** START **

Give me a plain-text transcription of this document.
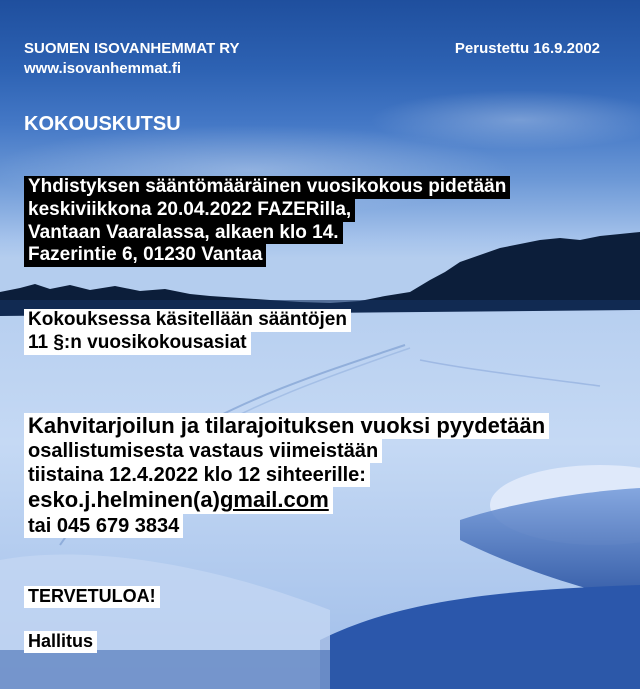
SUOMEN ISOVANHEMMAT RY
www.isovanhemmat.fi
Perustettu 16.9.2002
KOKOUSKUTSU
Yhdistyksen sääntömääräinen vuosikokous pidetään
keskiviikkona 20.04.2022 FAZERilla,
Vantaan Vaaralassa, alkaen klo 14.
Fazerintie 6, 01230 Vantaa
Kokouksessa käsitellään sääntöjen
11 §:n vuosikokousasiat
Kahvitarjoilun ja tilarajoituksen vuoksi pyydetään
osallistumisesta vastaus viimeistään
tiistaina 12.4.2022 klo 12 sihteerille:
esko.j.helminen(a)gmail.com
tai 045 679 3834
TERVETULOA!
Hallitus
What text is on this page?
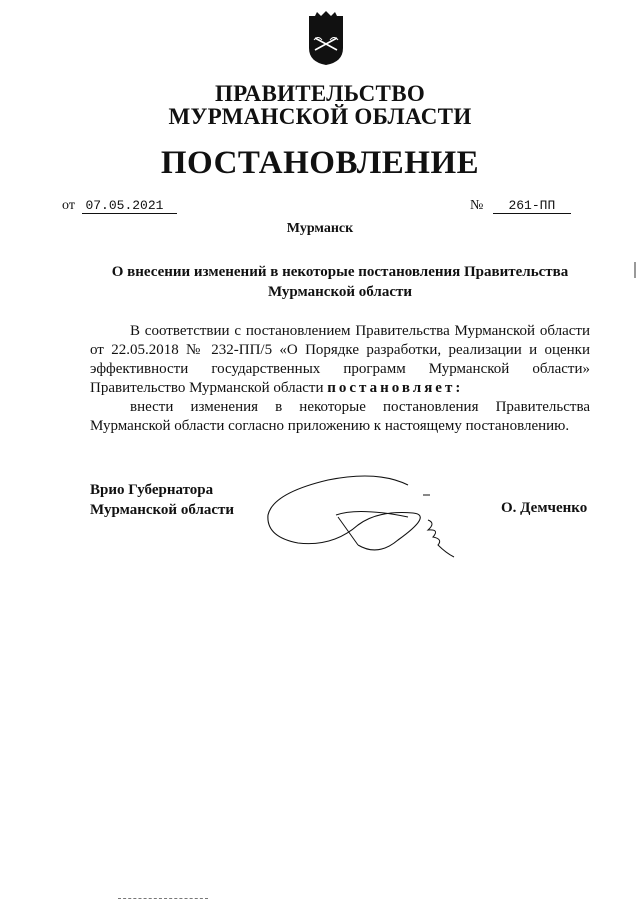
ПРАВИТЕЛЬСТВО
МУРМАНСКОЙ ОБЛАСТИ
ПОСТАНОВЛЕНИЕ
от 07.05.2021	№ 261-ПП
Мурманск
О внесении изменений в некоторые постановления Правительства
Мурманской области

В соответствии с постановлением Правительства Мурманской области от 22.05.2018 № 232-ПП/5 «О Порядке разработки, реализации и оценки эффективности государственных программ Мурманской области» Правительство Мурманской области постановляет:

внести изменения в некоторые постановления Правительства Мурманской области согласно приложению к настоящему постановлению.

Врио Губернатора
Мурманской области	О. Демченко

** END **

Give the entries again word for word, but skip the pictures.

Give me a plain-text transcription of this document.
SUOMEN ISOVANHEMMAT RY
www.isovanhemmat.fi
Perustettu 16.9.2002
KOKOUSKUTSU
Yhdistyksen sääntömääräinen vuosikokous pidetään
keskiviikkona 20.04.2022 FAZERilla,
Vantaan Vaaralassa, alkaen klo 14.
Fazerintie 6, 01230 Vantaa
Kokouksessa käsitellään sääntöjen
11 §:n vuosikokousasiat
Kahvitarjoilun ja tilarajoituksen vuoksi pyydetään
osallistumisesta vastaus viimeistään
tiistaina 12.4.2022 klo 12 sihteerille:
esko.j.helminen(a)gmail.com
tai 045 679 3834
TERVETULOA!
Hallitus
What text is on this page?
ПРАВИТЕЛЬСТВО
МУРМАНСКОЙ ОБЛАСТИ
ПОСТАНОВЛЕНИЕ
от 07.05.2021	№ 261-ПП
Мурманск
О внесении изменений в некоторые постановления Правительства
Мурманской области

В соответствии с постановлением Правительства Мурманской области от 22.05.2018 № 232-ПП/5 «О Порядке разработки, реализации и оценки эффективности государственных программ Мурманской области» Правительство Мурманской области постановляет:

внести изменения в некоторые постановления Правительства Мурманской области согласно приложению к настоящему постановлению.

Врио Губернатора
Мурманской области	О. Демченко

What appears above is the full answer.